Objective –
Everything in the listing should be restated word for word.

Records shown –
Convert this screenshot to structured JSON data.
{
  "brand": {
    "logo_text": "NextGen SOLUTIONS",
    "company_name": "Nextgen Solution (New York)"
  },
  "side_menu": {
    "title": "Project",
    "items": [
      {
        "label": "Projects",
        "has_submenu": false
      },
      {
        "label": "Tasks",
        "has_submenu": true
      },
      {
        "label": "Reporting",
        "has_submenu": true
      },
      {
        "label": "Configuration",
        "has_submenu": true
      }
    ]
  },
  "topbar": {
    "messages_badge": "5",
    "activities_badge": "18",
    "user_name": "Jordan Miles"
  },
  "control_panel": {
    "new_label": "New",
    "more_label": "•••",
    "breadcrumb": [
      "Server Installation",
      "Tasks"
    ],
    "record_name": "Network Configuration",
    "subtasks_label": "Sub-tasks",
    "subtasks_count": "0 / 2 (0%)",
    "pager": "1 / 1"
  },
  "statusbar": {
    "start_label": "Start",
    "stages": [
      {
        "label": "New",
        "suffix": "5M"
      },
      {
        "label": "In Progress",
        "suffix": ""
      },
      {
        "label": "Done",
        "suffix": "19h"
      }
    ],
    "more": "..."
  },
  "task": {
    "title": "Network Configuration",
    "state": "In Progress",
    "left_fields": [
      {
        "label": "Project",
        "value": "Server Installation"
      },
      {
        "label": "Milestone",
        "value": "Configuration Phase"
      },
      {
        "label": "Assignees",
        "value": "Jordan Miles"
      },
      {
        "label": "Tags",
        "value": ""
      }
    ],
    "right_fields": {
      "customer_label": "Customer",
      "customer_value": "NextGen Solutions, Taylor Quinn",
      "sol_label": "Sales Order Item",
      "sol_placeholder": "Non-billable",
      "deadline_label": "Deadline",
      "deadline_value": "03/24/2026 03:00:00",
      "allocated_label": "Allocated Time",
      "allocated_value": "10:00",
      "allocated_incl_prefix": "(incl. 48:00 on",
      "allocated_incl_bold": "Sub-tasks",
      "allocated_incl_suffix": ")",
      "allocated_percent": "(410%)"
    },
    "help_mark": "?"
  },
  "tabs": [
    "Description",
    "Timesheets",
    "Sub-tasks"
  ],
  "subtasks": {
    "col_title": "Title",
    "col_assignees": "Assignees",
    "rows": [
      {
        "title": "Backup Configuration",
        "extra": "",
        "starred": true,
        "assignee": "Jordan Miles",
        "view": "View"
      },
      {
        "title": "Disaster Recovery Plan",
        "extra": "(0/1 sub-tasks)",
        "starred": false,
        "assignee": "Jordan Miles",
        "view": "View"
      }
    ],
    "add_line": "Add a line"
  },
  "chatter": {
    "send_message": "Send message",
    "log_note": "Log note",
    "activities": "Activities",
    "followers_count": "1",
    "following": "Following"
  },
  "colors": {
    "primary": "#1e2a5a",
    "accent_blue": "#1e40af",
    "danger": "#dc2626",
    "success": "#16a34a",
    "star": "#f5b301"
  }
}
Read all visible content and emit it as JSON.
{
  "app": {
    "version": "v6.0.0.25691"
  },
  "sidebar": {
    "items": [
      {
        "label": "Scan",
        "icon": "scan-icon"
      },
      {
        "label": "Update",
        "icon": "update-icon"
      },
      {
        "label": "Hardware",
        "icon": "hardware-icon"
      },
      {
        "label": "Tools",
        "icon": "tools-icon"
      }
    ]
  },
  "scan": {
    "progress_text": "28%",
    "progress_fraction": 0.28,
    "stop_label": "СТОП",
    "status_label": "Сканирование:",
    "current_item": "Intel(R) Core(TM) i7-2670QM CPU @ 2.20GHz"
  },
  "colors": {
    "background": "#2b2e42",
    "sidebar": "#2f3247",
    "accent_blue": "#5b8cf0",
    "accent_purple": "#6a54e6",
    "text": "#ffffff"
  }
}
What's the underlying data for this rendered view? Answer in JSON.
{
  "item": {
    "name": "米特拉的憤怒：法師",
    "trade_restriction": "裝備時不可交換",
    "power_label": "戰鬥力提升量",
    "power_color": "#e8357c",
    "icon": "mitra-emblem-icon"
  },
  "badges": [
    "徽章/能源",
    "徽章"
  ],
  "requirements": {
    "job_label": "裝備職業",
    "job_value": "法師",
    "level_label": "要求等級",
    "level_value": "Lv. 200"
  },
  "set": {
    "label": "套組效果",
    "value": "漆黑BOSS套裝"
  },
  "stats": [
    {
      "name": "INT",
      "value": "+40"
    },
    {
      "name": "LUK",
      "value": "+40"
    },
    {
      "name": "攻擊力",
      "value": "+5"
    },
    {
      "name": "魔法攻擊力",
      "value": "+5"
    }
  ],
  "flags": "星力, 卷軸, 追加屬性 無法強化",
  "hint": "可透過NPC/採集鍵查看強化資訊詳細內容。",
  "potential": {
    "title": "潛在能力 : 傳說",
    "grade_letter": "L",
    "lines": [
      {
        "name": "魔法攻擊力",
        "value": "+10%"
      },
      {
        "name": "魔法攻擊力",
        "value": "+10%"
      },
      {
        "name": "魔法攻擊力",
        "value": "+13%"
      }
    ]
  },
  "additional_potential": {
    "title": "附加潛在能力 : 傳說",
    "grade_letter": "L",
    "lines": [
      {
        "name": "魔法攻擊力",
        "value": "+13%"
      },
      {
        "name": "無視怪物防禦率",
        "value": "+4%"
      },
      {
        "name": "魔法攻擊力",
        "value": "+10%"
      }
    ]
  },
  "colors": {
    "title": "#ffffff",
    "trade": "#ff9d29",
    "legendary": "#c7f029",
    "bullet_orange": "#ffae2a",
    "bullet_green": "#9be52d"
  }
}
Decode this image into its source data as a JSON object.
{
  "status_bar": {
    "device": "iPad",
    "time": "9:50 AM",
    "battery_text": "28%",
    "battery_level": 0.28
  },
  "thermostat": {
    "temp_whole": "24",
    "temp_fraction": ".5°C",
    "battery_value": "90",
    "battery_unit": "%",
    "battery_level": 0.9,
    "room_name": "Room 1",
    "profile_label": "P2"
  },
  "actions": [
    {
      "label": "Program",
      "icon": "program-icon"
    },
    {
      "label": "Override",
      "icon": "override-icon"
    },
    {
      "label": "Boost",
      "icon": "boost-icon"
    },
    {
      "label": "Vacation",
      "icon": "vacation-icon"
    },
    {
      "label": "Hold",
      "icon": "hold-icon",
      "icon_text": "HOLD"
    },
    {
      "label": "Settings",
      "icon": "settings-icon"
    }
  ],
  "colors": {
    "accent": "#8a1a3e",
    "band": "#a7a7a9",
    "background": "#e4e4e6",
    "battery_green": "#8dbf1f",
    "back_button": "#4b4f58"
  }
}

Response to this task –
Convert this screenshot to structured JSON data.
{
  "brand": {
    "logo_text": "NextGen SOLUTIONS",
    "company_name": "Nextgen Solution (New York)"
  },
  "side_menu": {
    "title": "Project",
    "items": [
      {
        "label": "Projects",
        "has_submenu": false
      },
      {
        "label": "Tasks",
        "has_submenu": true
      },
      {
        "label": "Reporting",
        "has_submenu": true
      },
      {
        "label": "Configuration",
        "has_submenu": true
      }
    ]
  },
  "topbar": {
    "messages_badge": "5",
    "activities_badge": "18",
    "user_name": "Jordan Miles"
  },
  "control_panel": {
    "new_label": "New",
    "more_label": "•••",
    "breadcrumb": [
      "Server Installation",
      "Tasks"
    ],
    "record_name": "Network Configuration",
    "subtasks_label": "Sub-tasks",
    "subtasks_count": "0 / 2 (0%)",
    "pager": "1 / 1"
  },
  "statusbar": {
    "start_label": "Start",
    "stages": [
      {
        "label": "New",
        "suffix": "5M"
      },
      {
        "label": "In Progress",
        "suffix": ""
      },
      {
        "label": "Done",
        "suffix": "19h"
      }
    ],
    "more": "..."
  },
  "task": {
    "title": "Network Configuration",
    "state": "In Progress",
    "left_fields": [
      {
        "label": "Project",
        "value": "Server Installation"
      },
      {
        "label": "Milestone",
        "value": "Configuration Phase"
      },
      {
        "label": "Assignees",
        "value": "Jordan Miles"
      },
      {
        "label": "Tags",
        "value": ""
      }
    ],
    "right_fields": {
      "customer_label": "Customer",
      "customer_value": "NextGen Solutions, Taylor Quinn",
      "sol_label": "Sales Order Item",
      "sol_placeholder": "Non-billable",
      "deadline_label": "Deadline",
      "deadline_value": "03/24/2026 03:00:00",
      "allocated_label": "Allocated Time",
      "allocated_value": "10:00",
      "allocated_incl_prefix": "(incl. 48:00 on",
      "allocated_incl_bold": "Sub-tasks",
      "allocated_incl_suffix": ")",
      "allocated_percent": "(410%)"
    },
    "help_mark": "?"
  },
  "tabs": [
    "Description",
    "Timesheets",
    "Sub-tasks"
  ],
  "subtasks": {
    "col_title": "Title",
    "col_assignees": "Assignees",
    "rows": [
      {
        "title": "Backup Configuration",
        "extra": "",
        "starred": true,
        "assignee": "Jordan Miles",
        "view": "View"
      },
      {
        "title": "Disaster Recovery Plan",
        "extra": "(0/1 sub-tasks)",
        "starred": false,
        "assignee": "Jordan Miles",
        "view": "View"
      }
    ],
    "add_line": "Add a line"
  },
  "chatter": {
    "send_message": "Send message",
    "log_note": "Log note",
    "activities": "Activities",
    "followers_count": "1",
    "following": "Following"
  },
  "colors": {
    "primary": "#1e2a5a",
    "accent_blue": "#1e40af",
    "danger": "#dc2626",
    "success": "#16a34a",
    "star": "#f5b301"
  }
}
Read all visible content and emit it as JSON.
{
  "app": {
    "version": "v6.0.0.25691"
  },
  "sidebar": {
    "items": [
      {
        "label": "Scan",
        "icon": "scan-icon"
      },
      {
        "label": "Update",
        "icon": "update-icon"
      },
      {
        "label": "Hardware",
        "icon": "hardware-icon"
      },
      {
        "label": "Tools",
        "icon": "tools-icon"
      }
    ]
  },
  "scan": {
    "progress_text": "28%",
    "progress_fraction": 0.28,
    "stop_label": "СТОП",
    "status_label": "Сканирование:",
    "current_item": "Intel(R) Core(TM) i7-2670QM CPU @ 2.20GHz"
  },
  "colors": {
    "background": "#2b2e42",
    "sidebar": "#2f3247",
    "accent_blue": "#5b8cf0",
    "accent_purple": "#6a54e6",
    "text": "#ffffff"
  }
}
What's the underlying data for this rendered view? Answer in JSON.
{
  "item": {
    "name": "米特拉的憤怒：法師",
    "trade_restriction": "裝備時不可交換",
    "power_label": "戰鬥力提升量",
    "power_color": "#e8357c",
    "icon": "mitra-emblem-icon"
  },
  "badges": [
    "徽章/能源",
    "徽章"
  ],
  "requirements": {
    "job_label": "裝備職業",
    "job_value": "法師",
    "level_label": "要求等級",
    "level_value": "Lv. 200"
  },
  "set": {
    "label": "套組效果",
    "value": "漆黑BOSS套裝"
  },
  "stats": [
    {
      "name": "INT",
      "value": "+40"
    },
    {
      "name": "LUK",
      "value": "+40"
    },
    {
      "name": "攻擊力",
      "value": "+5"
    },
    {
      "name": "魔法攻擊力",
      "value": "+5"
    }
  ],
  "flags": "星力, 卷軸, 追加屬性 無法強化",
  "hint": "可透過NPC/採集鍵查看強化資訊詳細內容。",
  "potential": {
    "title": "潛在能力 : 傳說",
    "grade_letter": "L",
    "lines": [
      {
        "name": "魔法攻擊力",
        "value": "+10%"
      },
      {
        "name": "魔法攻擊力",
        "value": "+10%"
      },
      {
        "name": "魔法攻擊力",
        "value": "+13%"
      }
    ]
  },
  "additional_potential": {
    "title": "附加潛在能力 : 傳說",
    "grade_letter": "L",
    "lines": [
      {
        "name": "魔法攻擊力",
        "value": "+13%"
      },
      {
        "name": "無視怪物防禦率",
        "value": "+4%"
      },
      {
        "name": "魔法攻擊力",
        "value": "+10%"
      }
    ]
  },
  "colors": {
    "title": "#ffffff",
    "trade": "#ff9d29",
    "legendary": "#c7f029",
    "bullet_orange": "#ffae2a",
    "bullet_green": "#9be52d"
  }
}
Decode this image into its source data as a JSON object.
{
  "status_bar": {
    "device": "iPad",
    "time": "9:50 AM",
    "battery_text": "28%",
    "battery_level": 0.28
  },
  "thermostat": {
    "temp_whole": "24",
    "temp_fraction": ".5°C",
    "battery_value": "90",
    "battery_unit": "%",
    "battery_level": 0.9,
    "room_name": "Room 1",
    "profile_label": "P2"
  },
  "actions": [
    {
      "label": "Program",
      "icon": "program-icon"
    },
    {
      "label": "Override",
      "icon": "override-icon"
    },
    {
      "label": "Boost",
      "icon": "boost-icon"
    },
    {
      "label": "Vacation",
      "icon": "vacation-icon"
    },
    {
      "label": "Hold",
      "icon": "hold-icon",
      "icon_text": "HOLD"
    },
    {
      "label": "Settings",
      "icon": "settings-icon"
    }
  ],
  "colors": {
    "accent": "#8a1a3e",
    "band": "#a7a7a9",
    "background": "#e4e4e6",
    "battery_green": "#8dbf1f",
    "back_button": "#4b4f58"
  }
}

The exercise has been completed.